[Dataset records]
• • • • • • •

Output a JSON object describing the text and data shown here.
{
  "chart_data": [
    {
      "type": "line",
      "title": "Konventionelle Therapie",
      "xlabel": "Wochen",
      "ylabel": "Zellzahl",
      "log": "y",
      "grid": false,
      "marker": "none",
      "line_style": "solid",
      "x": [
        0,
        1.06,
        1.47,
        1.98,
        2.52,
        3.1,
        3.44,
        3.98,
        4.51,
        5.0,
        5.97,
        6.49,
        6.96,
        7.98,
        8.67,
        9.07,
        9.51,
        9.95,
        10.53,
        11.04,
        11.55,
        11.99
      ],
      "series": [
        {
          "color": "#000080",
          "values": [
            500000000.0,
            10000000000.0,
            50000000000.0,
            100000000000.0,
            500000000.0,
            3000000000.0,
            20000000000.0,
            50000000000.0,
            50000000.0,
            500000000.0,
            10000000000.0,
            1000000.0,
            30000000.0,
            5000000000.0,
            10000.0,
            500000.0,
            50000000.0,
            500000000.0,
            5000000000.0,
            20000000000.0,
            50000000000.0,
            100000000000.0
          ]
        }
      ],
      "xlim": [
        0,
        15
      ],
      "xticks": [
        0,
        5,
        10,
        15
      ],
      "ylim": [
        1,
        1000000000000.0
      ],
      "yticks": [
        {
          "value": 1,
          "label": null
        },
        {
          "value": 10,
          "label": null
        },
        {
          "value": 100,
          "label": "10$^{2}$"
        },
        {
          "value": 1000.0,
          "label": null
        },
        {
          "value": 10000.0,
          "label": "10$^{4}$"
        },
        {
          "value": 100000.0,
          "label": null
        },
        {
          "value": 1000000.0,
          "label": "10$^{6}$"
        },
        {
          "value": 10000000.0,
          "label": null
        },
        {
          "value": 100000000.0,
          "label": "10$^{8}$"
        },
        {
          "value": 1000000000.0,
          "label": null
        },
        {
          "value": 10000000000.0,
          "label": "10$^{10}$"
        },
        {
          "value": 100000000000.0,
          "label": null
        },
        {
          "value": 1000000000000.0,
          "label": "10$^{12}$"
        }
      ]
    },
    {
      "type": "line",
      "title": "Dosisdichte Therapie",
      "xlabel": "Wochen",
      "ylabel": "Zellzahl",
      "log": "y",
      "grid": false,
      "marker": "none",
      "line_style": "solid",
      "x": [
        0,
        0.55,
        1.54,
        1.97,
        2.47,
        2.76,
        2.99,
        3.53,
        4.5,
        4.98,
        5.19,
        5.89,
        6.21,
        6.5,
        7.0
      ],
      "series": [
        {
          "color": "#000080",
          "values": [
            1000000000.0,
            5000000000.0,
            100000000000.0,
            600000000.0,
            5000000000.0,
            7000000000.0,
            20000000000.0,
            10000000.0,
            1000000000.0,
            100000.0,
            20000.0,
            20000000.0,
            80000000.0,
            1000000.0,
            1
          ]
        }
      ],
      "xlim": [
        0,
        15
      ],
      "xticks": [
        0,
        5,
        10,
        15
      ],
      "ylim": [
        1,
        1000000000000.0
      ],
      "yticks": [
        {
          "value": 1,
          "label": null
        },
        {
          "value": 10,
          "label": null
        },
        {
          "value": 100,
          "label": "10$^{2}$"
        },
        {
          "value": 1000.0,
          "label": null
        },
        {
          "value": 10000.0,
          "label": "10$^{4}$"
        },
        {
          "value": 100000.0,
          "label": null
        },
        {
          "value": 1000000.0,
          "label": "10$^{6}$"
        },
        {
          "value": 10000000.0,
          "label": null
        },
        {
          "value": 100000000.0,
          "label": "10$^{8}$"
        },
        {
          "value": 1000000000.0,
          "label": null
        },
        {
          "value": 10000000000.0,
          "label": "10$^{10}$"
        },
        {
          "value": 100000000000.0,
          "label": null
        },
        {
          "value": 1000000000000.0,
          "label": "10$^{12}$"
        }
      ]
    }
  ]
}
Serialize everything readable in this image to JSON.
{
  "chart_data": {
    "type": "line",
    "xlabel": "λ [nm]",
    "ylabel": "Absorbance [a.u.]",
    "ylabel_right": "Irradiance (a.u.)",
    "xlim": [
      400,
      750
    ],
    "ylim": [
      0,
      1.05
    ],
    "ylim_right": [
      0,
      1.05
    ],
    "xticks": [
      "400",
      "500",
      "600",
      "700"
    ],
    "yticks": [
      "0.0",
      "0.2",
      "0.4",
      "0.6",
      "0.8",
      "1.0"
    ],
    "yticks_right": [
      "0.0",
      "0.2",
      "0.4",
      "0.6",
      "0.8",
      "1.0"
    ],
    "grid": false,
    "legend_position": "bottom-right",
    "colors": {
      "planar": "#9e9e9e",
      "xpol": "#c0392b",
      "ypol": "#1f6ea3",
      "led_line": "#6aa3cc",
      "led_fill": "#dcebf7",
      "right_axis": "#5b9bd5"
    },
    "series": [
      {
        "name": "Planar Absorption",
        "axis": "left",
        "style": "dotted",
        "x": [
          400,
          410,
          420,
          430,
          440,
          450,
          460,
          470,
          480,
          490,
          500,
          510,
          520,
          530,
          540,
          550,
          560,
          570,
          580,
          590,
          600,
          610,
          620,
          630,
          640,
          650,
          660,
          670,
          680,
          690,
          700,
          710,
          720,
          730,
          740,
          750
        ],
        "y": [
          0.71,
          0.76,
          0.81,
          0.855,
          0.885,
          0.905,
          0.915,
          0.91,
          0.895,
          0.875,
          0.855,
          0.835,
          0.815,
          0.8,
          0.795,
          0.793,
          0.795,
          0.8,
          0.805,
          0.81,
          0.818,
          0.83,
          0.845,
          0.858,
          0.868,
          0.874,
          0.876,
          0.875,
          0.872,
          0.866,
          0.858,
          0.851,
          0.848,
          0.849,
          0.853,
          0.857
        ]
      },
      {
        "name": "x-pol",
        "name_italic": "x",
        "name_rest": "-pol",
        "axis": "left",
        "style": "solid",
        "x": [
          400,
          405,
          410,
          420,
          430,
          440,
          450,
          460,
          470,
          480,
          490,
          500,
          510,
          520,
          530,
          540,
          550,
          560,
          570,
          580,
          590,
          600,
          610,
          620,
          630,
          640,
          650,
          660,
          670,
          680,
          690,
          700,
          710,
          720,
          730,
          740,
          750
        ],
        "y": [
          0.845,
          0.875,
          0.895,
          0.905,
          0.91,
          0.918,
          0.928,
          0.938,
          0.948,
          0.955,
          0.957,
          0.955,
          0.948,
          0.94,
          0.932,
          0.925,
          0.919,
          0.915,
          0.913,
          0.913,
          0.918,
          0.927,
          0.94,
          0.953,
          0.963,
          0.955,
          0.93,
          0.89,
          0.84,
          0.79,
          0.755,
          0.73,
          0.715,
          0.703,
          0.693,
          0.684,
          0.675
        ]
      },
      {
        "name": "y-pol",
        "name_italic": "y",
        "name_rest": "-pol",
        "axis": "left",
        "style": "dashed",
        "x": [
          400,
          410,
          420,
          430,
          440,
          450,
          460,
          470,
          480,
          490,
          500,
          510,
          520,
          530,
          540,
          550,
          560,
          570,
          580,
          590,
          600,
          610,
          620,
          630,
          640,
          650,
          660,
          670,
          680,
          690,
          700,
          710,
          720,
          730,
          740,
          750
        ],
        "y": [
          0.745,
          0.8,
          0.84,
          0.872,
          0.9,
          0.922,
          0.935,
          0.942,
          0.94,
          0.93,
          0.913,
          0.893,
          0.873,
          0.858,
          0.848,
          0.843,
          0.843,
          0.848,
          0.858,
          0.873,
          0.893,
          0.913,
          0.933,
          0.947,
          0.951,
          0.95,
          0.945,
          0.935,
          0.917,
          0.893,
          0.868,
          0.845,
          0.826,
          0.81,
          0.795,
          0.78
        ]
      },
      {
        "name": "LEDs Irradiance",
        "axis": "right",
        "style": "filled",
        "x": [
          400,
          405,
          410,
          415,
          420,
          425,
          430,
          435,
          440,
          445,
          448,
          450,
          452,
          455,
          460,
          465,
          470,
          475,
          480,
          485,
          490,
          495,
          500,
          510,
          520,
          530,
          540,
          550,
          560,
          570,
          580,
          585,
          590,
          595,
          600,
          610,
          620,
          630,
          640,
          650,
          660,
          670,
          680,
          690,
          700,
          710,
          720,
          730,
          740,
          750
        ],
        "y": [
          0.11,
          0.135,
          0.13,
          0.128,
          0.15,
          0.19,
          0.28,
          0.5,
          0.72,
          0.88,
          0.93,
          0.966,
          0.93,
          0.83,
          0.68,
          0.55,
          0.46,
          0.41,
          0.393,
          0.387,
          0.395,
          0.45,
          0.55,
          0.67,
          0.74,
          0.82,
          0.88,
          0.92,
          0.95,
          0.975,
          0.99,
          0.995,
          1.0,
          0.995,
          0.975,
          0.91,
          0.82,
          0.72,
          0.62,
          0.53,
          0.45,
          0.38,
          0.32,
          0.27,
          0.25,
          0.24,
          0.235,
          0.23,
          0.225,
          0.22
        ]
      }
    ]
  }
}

• • • • • • •

**WHAT IS EXPECTED**
Provide the number of lines in the data above that contain the string "Therapie", and nothing else.

**EXERCISE ANSWER**
2